● **Instruction**
Go through the lines below. Copy those with "image".

= = = =

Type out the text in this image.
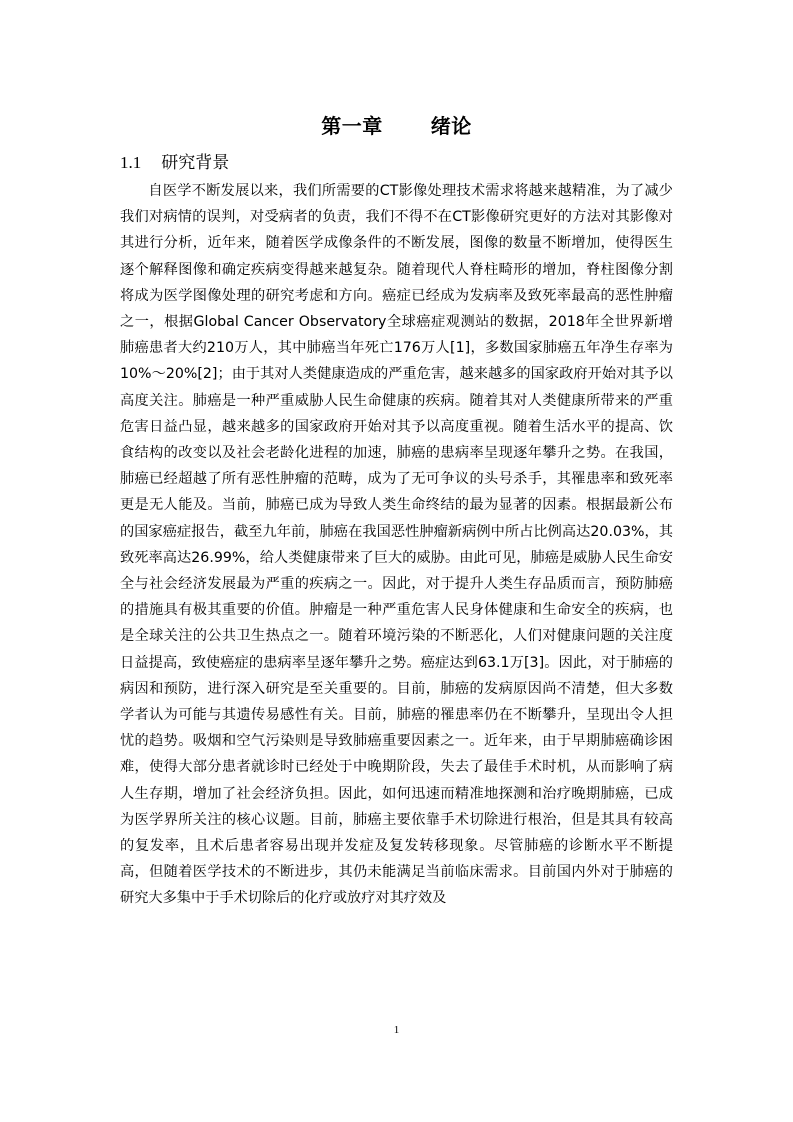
第一章 绪论
1.1 研究背景

自医学不断发展以来，我们所需要的CT影像处理技术需求将越来越精准，为了减少我们对病情的误判，对受病者的负责，我们不得不在CT影像研究更好的方法对其影像对其进行分析，近年来，随着医学成像条件的不断发展，图像的数量不断增加，使得医生逐个解释图像和确定疾病变得越来越复杂。随着现代人脊柱畸形的增加，脊柱图像分割将成为医学图像处理的研究考虑和方向。癌症已经成为发病率及致死率最高的恶性肿瘤之一，根据Global Cancer Observatory全球癌症观测站的数据，2018年全世界新增肺癌患者大约210万人，其中肺癌当年死亡176万人[1]，多数国家肺癌五年净生存率为10%～20%[2]；由于其对人类健康造成的严重危害，越来越多的国家政府开始对其予以高度关注。肺癌是一种严重威胁人民生命健康的疾病。随着其对人类健康所带来的严重危害日益凸显，越来越多的国家政府开始对其予以高度重视。随着生活水平的提高、饮食结构的改变以及社会老龄化进程的加速，肺癌的患病率呈现逐年攀升之势。在我国，肺癌已经超越了所有恶性肿瘤的范畴，成为了无可争议的头号杀手，其罹患率和致死率更是无人能及。当前，肺癌已成为导致人类生命终结的最为显著的因素。根据最新公布的国家癌症报告，截至九年前，肺癌在我国恶性肿瘤新病例中所占比例高达20.03%，其致死率高达26.99%，给人类健康带来了巨大的威胁。由此可见，肺癌是威胁人民生命安全与社会经济发展最为严重的疾病之一。因此，对于提升人类生存品质而言，预防肺癌的措施具有极其重要的价值。肿瘤是一种严重危害人民身体健康和生命安全的疾病，也是全球关注的公共卫生热点之一。随着环境污染的不断恶化，人们对健康问题的关注度日益提高，致使癌症的患病率呈逐年攀升之势。癌症达到63.1万[3]。因此，对于肺癌的病因和预防，进行深入研究是至关重要的。目前，肺癌的发病原因尚不清楚，但大多数学者认为可能与其遗传易感性有关。目前，肺癌的罹患率仍在不断攀升，呈现出令人担忧的趋势。吸烟和空气污染则是导致肺癌重要因素之一。近年来，由于早期肺癌确诊困难，使得大部分患者就诊时已经处于中晚期阶段，失去了最佳手术时机，从而影响了病人生存期，增加了社会经济负担。因此，如何迅速而精准地探测和治疗晚期肺癌，已成为医学界所关注的核心议题。目前，肺癌主要依靠手术切除进行根治，但是其具有较高的复发率，且术后患者容易出现并发症及复发转移现象。尽管肺癌的诊断水平不断提高，但随着医学技术的不断进步，其仍未能满足当前临床需求。目前国内外对于肺癌的研究大多集中于手术切除后的化疗或放疗对其疗效及

1
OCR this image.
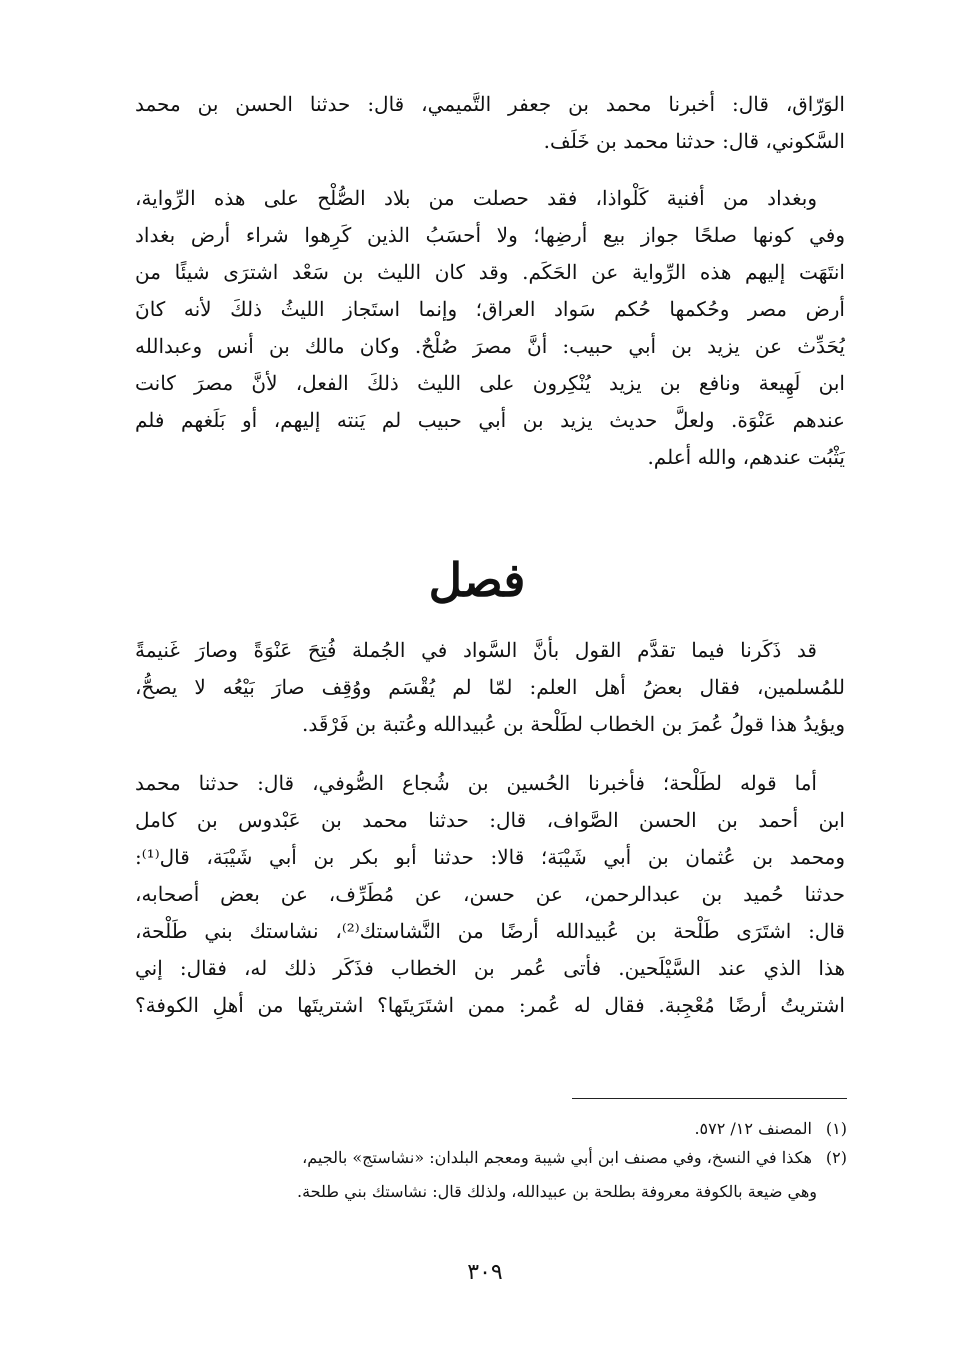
الوَرّاق، قال: أخبرنا محمد بن جعفر التَّميمي، قال: حدثنا الحسن بن محمد
السَّكوني، قال: حدثنا محمد بن خَلَف.
وبغداد من أفنية كَلْواذا، فقد حصلت من بلاد الصُّلْح على هذه الرِّواية،
وفي كونها صلحًا جواز بيع أرضِها؛ ولا أحسَبُ الذين كَرِهوا شراء أرض بغداد
انتَهَت إليهم هذه الرِّواية عن الحَكَم. وقد كان الليث بن سَعْد اشترَى شيئًا من
أرض مصر وحُكمها حُكم سَواد العراق؛ وإنما استَجاز الليثُ ذلكَ لأنه كانَ
يُحَدِّث عن يزيد بن أبي حبيب: أنَّ مصرَ صُلْحٌ. وكان مالك بن أنس وعبدالله
ابن لَهِيعة ونافع بن يزيد يُنْكِرون على الليث ذلكَ الفعل، لأنَّ مصرَ كانت
عندهم عَنْوَة. ولعلَّ حديث يزيد بن أبي حبيب لم يَنته إليهم، أو بَلَغهم فلم
يَثْبُت عندهم، والله أعلم.
فصل
قد ذَكَرنا فيما تقدَّم القول بأنَّ السَّواد في الجُملة فُتِحَ عَنْوَةً وصارَ غَنيمةً
للمُسلمين، فقال بعضُ أهل العلم: لمّا لم يُقْسَم ووُقِف صارَ بَيْعُه لا يصحُّ،
ويؤيدُ هذا قولُ عُمرَ بن الخطاب لطَلْحة بن عُبيدالله وعُتبة بن فَرْقَد.
أما قوله لطَلْحة؛ فأخبرنا الحُسين بن شُجاع الصُّوفي، قال: حدثنا محمد
ابن أحمد بن الحسن الصَّواف، قال: حدثنا محمد بن عَبْدوس بن كامل
ومحمد بن عُثمان بن أبي شَيْبَة؛ قالا: حدثنا أبو بكر بن أبي شَيْبَة، قال⁽¹⁾:
حدثنا حُميد بن عبدالرحمن، عن حسن، عن مُطَرِّف، عن بعض أصحابه،
قال: اشتَرَى طَلْحة بن عُبيدالله أرضًا من النَّشاستك⁽²⁾، نشاستك بني طَلْحة،
هذا الذي عند السَّيْلَحين. فأتى عُمر بن الخطاب فذَكَر ذلك له، فقال: إني
اشتريتُ أرضًا مُعْجِبة. فقال له عُمر: ممن اشتَرَيتَها؟ اشتريتَها من أهلِ الكوفة؟
(١) المصنف ١٢/ ٥٧٢.
(٢) هكذا في النسخ، وفي مصنف ابن أبي شيبة ومعجم البلدان: «نشاستج» بالجيم،
وهي ضيعة بالكوفة معروفة بطلحة بن عبيدالله، ولذلك قال: نشاستك بني طلحة.
٣٠٩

= = = =

● **Answer to the task**
Type out the text in this image.
OCR this image.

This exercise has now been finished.